(Dataset entries)
+++
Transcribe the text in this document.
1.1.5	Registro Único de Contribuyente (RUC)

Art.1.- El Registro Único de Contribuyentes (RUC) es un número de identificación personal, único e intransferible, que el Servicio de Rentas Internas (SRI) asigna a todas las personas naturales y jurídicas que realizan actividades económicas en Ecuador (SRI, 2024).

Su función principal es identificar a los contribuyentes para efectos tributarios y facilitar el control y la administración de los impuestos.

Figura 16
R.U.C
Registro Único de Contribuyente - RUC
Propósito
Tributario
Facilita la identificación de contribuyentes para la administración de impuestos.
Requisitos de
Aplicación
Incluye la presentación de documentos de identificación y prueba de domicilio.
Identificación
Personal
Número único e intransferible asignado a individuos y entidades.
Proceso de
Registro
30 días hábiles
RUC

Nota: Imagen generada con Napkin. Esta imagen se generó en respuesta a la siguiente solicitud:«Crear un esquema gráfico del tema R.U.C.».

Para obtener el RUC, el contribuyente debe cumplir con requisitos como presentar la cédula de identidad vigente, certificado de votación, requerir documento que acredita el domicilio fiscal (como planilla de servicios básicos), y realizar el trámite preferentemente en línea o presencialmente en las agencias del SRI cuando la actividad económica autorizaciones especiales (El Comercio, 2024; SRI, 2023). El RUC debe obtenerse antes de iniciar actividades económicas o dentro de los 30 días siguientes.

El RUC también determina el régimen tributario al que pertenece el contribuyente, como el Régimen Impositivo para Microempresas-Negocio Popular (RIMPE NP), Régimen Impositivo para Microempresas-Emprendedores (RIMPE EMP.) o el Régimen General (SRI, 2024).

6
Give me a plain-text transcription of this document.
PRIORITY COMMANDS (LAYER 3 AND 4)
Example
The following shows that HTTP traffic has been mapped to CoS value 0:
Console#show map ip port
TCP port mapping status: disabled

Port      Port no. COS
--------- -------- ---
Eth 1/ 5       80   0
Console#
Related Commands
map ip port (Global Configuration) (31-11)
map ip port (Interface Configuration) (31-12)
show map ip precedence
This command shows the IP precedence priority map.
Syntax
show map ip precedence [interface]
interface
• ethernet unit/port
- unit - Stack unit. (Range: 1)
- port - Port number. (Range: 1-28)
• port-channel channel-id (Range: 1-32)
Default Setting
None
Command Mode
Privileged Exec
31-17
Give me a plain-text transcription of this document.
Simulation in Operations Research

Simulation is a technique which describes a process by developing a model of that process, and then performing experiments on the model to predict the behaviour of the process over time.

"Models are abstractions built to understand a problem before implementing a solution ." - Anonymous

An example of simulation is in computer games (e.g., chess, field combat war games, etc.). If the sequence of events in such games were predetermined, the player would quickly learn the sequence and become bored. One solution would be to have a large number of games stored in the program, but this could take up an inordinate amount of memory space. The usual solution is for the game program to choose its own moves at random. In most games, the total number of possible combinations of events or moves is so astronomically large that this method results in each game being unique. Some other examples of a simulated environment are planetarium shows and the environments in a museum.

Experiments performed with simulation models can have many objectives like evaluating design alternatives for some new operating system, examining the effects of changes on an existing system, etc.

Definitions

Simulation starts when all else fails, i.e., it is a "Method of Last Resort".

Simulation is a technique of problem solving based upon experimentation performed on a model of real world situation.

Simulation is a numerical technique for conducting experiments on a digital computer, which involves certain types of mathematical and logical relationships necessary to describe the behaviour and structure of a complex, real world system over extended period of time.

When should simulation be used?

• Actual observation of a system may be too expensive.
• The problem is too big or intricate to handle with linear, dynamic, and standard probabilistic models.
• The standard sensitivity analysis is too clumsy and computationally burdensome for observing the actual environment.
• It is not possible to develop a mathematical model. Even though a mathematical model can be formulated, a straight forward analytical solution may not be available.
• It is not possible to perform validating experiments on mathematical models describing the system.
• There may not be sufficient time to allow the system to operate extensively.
+++
- YOUR INSTRUCTIONS: Copy each line of the listing that includes "with".

- REPLY TO THE EXERCISE:
Experiments performed with simulation models can have many objectives like evaluating design alternatives for some new operating system, examining the effects of changes on an existing system, etc.
• The problem is too big or intricate to handle with linear, dynamic, and standard probabilistic models.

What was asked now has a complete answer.